* Dataset entries:
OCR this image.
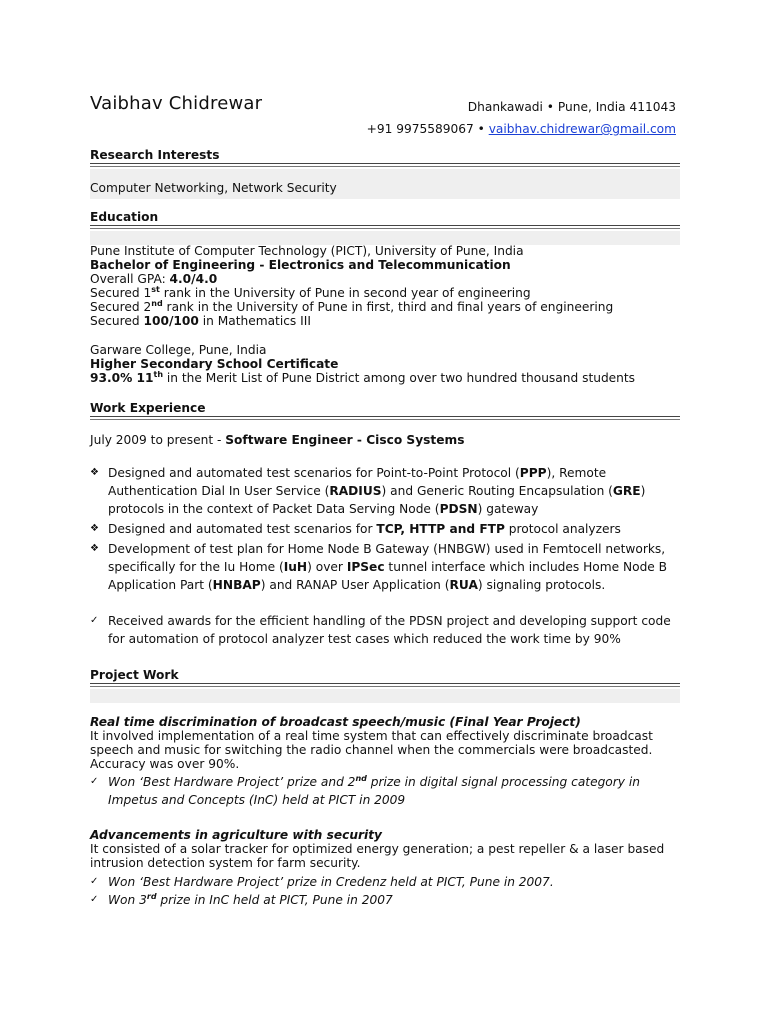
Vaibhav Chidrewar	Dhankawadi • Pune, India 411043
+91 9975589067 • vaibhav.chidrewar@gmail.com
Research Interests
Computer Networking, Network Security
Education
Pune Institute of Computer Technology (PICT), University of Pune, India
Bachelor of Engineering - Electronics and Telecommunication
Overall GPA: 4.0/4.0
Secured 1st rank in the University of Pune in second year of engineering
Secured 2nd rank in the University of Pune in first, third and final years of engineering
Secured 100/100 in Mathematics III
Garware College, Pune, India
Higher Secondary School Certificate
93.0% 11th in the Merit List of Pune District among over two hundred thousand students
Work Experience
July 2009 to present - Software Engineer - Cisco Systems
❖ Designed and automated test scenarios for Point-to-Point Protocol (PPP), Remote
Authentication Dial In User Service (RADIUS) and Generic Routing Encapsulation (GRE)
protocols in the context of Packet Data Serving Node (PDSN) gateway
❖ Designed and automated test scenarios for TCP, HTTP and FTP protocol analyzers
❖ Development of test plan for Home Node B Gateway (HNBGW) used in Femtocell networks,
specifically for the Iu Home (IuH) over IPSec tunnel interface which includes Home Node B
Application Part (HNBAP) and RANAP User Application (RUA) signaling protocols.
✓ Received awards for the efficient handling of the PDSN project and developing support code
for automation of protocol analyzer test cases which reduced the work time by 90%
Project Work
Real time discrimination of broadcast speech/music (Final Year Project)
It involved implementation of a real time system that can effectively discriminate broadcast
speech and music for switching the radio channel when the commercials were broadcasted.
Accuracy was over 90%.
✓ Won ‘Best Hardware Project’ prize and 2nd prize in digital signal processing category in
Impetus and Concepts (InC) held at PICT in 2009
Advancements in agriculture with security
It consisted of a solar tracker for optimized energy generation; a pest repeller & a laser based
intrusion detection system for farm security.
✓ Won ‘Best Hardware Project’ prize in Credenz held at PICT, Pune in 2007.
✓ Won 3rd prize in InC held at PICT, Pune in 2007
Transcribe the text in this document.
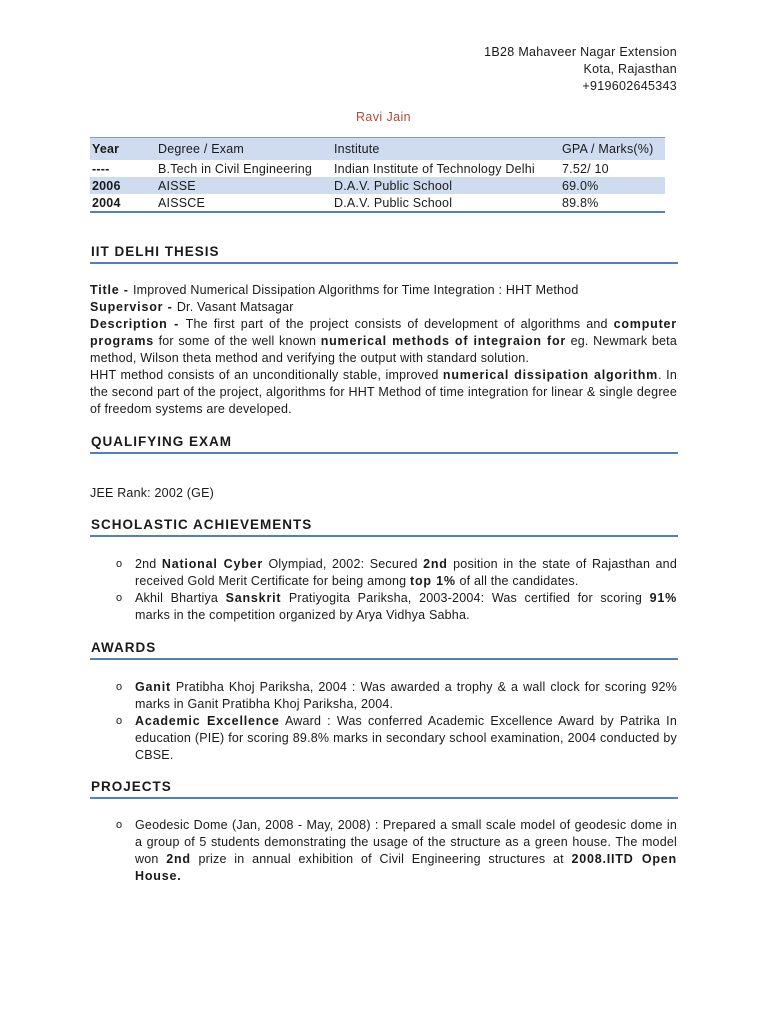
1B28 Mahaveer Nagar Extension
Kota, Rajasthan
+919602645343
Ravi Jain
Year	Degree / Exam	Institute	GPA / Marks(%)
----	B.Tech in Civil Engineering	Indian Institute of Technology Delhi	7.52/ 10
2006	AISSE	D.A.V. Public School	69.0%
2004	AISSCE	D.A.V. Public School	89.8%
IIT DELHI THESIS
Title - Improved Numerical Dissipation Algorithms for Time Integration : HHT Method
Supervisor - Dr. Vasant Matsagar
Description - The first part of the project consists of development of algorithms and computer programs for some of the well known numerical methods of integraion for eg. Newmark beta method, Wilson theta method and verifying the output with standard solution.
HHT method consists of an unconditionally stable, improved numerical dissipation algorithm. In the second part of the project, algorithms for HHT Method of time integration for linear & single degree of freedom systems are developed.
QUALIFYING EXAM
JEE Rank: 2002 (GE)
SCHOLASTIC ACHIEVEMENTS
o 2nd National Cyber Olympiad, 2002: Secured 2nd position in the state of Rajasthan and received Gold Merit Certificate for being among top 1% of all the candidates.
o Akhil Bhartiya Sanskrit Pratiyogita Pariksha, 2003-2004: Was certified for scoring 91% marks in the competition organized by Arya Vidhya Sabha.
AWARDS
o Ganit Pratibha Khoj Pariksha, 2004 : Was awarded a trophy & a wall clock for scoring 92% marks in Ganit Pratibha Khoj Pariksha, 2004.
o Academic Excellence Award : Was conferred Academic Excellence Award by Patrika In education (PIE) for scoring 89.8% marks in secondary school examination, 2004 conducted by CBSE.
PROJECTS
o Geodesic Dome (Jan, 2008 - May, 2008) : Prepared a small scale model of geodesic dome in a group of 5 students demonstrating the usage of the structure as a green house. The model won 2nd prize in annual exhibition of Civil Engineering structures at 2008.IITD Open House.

* Work to do: Your copy should hold every record word for word and none of the pictures.

* Output below:
OCR this image.
Vaibhav Chidrewar	Dhankawadi • Pune, India 411043
+91 9975589067 • vaibhav.chidrewar@gmail.com
Research Interests
Computer Networking, Network Security
Education
Pune Institute of Computer Technology (PICT), University of Pune, India
Bachelor of Engineering - Electronics and Telecommunication
Overall GPA: 4.0/4.0
Secured 1st rank in the University of Pune in second year of engineering
Secured 2nd rank in the University of Pune in first, third and final years of engineering
Secured 100/100 in Mathematics III
Garware College, Pune, India
Higher Secondary School Certificate
93.0% 11th in the Merit List of Pune District among over two hundred thousand students
Work Experience
July 2009 to present - Software Engineer - Cisco Systems
❖ Designed and automated test scenarios for Point-to-Point Protocol (PPP), Remote
Authentication Dial In User Service (RADIUS) and Generic Routing Encapsulation (GRE)
protocols in the context of Packet Data Serving Node (PDSN) gateway
❖ Designed and automated test scenarios for TCP, HTTP and FTP protocol analyzers
❖ Development of test plan for Home Node B Gateway (HNBGW) used in Femtocell networks,
specifically for the Iu Home (IuH) over IPSec tunnel interface which includes Home Node B
Application Part (HNBAP) and RANAP User Application (RUA) signaling protocols.
✓ Received awards for the efficient handling of the PDSN project and developing support code
for automation of protocol analyzer test cases which reduced the work time by 90%
Project Work
Real time discrimination of broadcast speech/music (Final Year Project)
It involved implementation of a real time system that can effectively discriminate broadcast
speech and music for switching the radio channel when the commercials were broadcasted.
Accuracy was over 90%.
✓ Won ‘Best Hardware Project’ prize and 2nd prize in digital signal processing category in
Impetus and Concepts (InC) held at PICT in 2009
Advancements in agriculture with security
It consisted of a solar tracker for optimized energy generation; a pest repeller & a laser based
intrusion detection system for farm security.
✓ Won ‘Best Hardware Project’ prize in Credenz held at PICT, Pune in 2007.
✓ Won 3rd prize in InC held at PICT, Pune in 2007
Transcribe the text in this document.
1B28 Mahaveer Nagar Extension
Kota, Rajasthan
+919602645343
Ravi Jain
Year	Degree / Exam	Institute	GPA / Marks(%)
----	B.Tech in Civil Engineering	Indian Institute of Technology Delhi	7.52/ 10
2006	AISSE	D.A.V. Public School	69.0%
2004	AISSCE	D.A.V. Public School	89.8%
IIT DELHI THESIS
Title - Improved Numerical Dissipation Algorithms for Time Integration : HHT Method
Supervisor - Dr. Vasant Matsagar
Description - The first part of the project consists of development of algorithms and computer programs for some of the well known numerical methods of integraion for eg. Newmark beta method, Wilson theta method and verifying the output with standard solution.
HHT method consists of an unconditionally stable, improved numerical dissipation algorithm. In the second part of the project, algorithms for HHT Method of time integration for linear & single degree of freedom systems are developed.
QUALIFYING EXAM
JEE Rank: 2002 (GE)
SCHOLASTIC ACHIEVEMENTS
o 2nd National Cyber Olympiad, 2002: Secured 2nd position in the state of Rajasthan and received Gold Merit Certificate for being among top 1% of all the candidates.
o Akhil Bhartiya Sanskrit Pratiyogita Pariksha, 2003-2004: Was certified for scoring 91% marks in the competition organized by Arya Vidhya Sabha.
AWARDS
o Ganit Pratibha Khoj Pariksha, 2004 : Was awarded a trophy & a wall clock for scoring 92% marks in Ganit Pratibha Khoj Pariksha, 2004.
o Academic Excellence Award : Was conferred Academic Excellence Award by Patrika In education (PIE) for scoring 89.8% marks in secondary school examination, 2004 conducted by CBSE.
PROJECTS
o Geodesic Dome (Jan, 2008 - May, 2008) : Prepared a small scale model of geodesic dome in a group of 5 students demonstrating the usage of the structure as a green house. The model won 2nd prize in annual exhibition of Civil Engineering structures at 2008.IITD Open House.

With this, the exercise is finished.